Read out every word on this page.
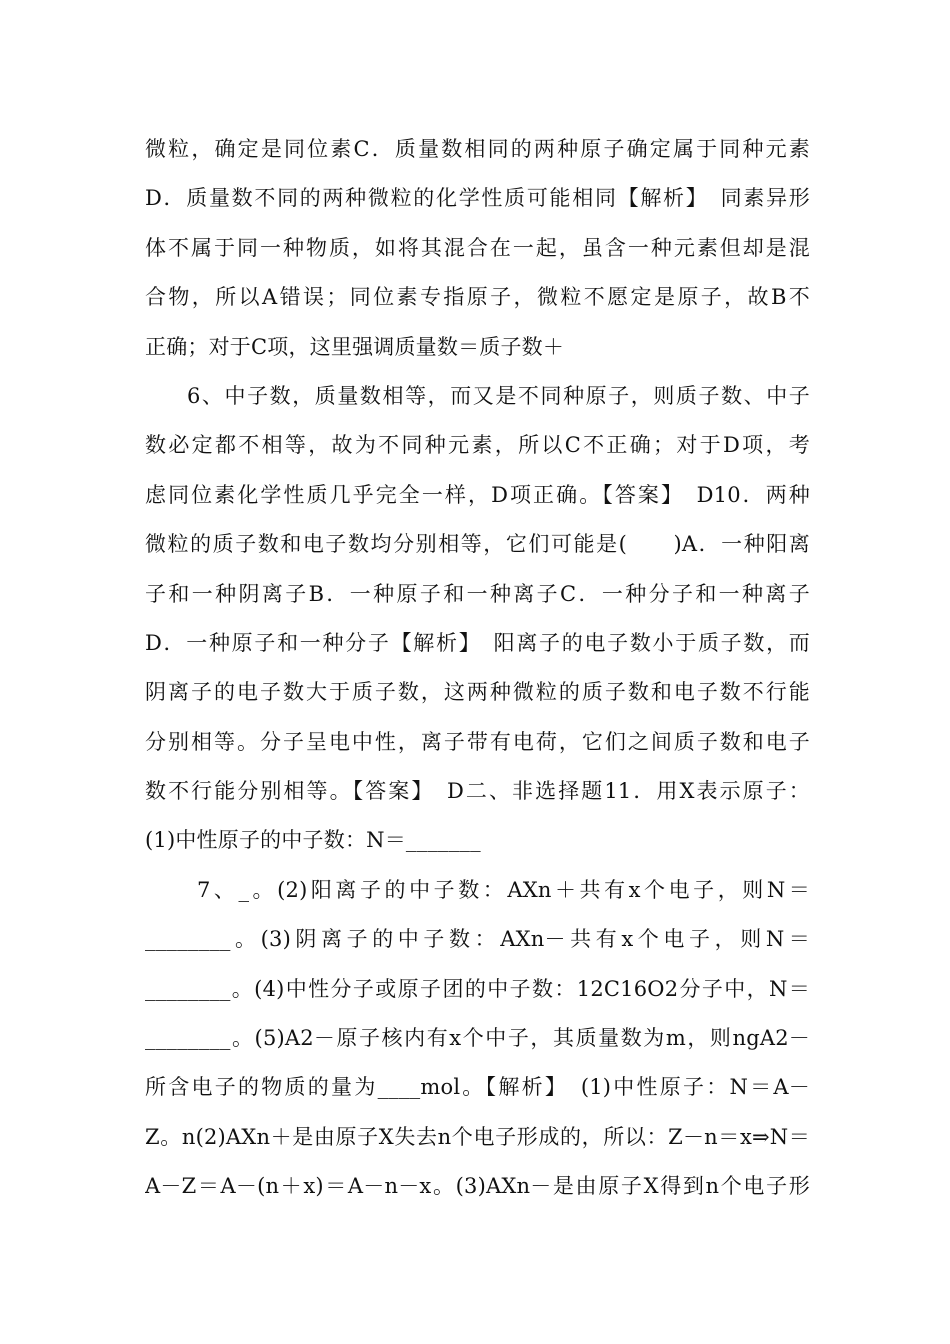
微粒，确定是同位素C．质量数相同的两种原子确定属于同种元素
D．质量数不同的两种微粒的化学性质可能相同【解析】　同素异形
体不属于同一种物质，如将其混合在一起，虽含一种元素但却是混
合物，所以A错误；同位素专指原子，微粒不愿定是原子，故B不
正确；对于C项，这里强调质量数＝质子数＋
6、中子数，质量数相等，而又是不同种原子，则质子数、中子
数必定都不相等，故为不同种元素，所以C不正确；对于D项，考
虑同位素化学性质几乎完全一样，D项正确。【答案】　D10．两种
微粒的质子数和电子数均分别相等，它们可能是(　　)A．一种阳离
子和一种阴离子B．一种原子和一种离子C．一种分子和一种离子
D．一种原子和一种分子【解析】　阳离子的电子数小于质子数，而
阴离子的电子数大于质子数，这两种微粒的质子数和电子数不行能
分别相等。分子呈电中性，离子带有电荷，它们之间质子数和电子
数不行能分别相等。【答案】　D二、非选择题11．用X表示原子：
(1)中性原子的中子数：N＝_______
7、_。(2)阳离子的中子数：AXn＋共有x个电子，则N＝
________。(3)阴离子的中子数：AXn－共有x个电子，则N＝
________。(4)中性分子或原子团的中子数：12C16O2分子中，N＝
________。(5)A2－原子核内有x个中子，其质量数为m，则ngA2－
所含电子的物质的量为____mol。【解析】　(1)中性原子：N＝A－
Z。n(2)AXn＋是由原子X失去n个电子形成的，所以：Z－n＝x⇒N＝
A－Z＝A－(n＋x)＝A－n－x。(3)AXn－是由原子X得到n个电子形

● ● ●

Considering only the records above, state the number of lines that include the word "共有x个电子", with nothing added.

# [Output]
2